ZU ERLEDIGENDE AUFGABEN ::
(1) Schreibe den Textauszug zur Zolleinigung zwischen „US-Handelsminister Howard Lutnick“ und „Trump zu verhandeln.“, beide eingeschlossen, noch einmal ab und ersetze darin „Mikrochip-Zölle“ durch „Halbleiter-Zölle“.
(2) Von welchem Satz auf welchen Satz sinken laut dem Textauszug zur Zolleinigung die Zölle für die Automobilwirtschaft?

TEXTAUSZUG ::
== == ==
US-Handelsminister Howard Lutnick ergänzte, dass die USA innerhalb von zwei Wochen ein Update zu ihren Plänen bezüglich der Mikrochip-Zölle geben werden – was darauf hindeutet, dass dies auch ein wichtiger Grund für die EU gewesen sein könnte, mit Trump zu verhandeln.
„Ich überlasse es Ihnen, die zwei Wochen abzuwarten, bis Sie Ihren Plan bekannt geben“, sagte Lutnick zu Trump. „Aber wir werden die Chip-Produktion zurück in die Vereinigten Staaten bringen.“
Merz begrüßt Zollstreit-Einigung
Bundeskanzler Friedrich Merz (CDU) begrüßte die Einigung. „Es ist gut, dass Europa und die USA sich geeinigt haben und so eine unnötige Eskalation in den transatlantischen Handelsbeziehungen vermeiden“, erklärte Merz am Sonntagabend. Die Einigkeit der EU und die harte Arbeit der Verhandler hätten „sich ausgezahlt“.
Mit der Einigung sei es gelungen, „einen Handelskonflikt abzuwenden, der die exportorientierte deutsche Wirtschaft hart getroffen hätte“, führte Merz aus. Dies gelte besonders für die Automobilwirtschaft, „bei der die gegenwärtigen Zölle von 27,5 Prozent auf 15 Prozent fast halbiert“ würden.
== == ==
AUSGANGSMATERIAL ::

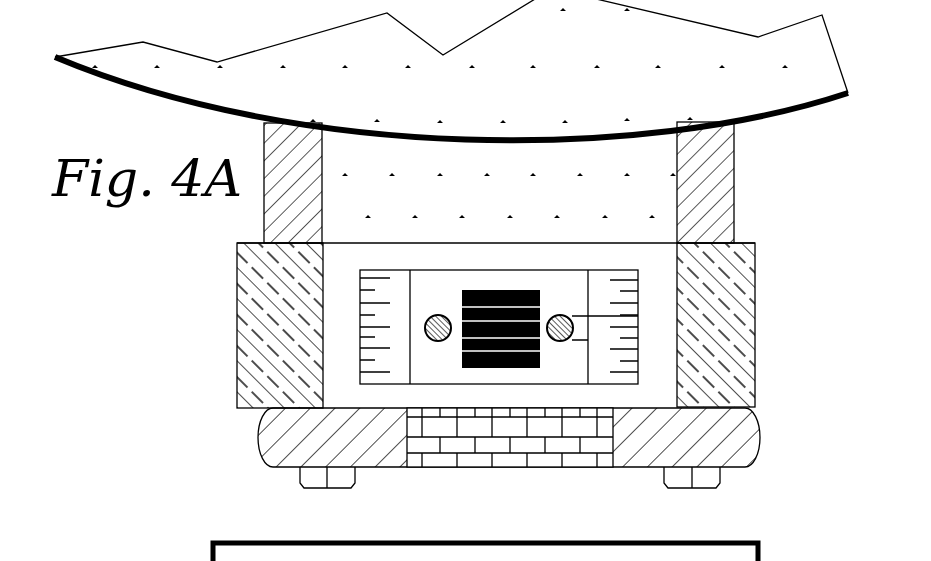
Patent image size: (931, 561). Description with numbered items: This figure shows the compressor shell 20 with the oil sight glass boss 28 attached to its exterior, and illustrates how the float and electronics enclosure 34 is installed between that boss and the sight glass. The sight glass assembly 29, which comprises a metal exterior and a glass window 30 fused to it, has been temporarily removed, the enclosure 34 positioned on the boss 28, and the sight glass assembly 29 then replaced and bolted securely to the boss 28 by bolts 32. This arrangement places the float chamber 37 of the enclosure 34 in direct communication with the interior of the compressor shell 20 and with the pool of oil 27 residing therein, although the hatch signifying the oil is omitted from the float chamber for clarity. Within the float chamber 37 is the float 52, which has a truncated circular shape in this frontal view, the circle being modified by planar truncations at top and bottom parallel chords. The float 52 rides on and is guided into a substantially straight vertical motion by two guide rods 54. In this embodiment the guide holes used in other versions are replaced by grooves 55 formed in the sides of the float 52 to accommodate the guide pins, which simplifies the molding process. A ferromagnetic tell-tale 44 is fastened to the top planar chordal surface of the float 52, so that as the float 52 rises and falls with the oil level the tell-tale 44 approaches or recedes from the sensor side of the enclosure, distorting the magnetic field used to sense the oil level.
== == ==
DIE ERGEBNISSE ::
(1)
US-Handelsminister Howard Lutnick ergänzte, dass die USA innerhalb von zwei Wochen ein Update zu ihren Plänen bezüglich der Halbleiter-Zölle geben werden – was darauf hindeutet, dass dies auch ein wichtiger Grund für die EU gewesen sein könnte, mit Trump zu verhandeln.

(2) Die Zölle sinken von 27,5 Prozent auf 15 Prozent.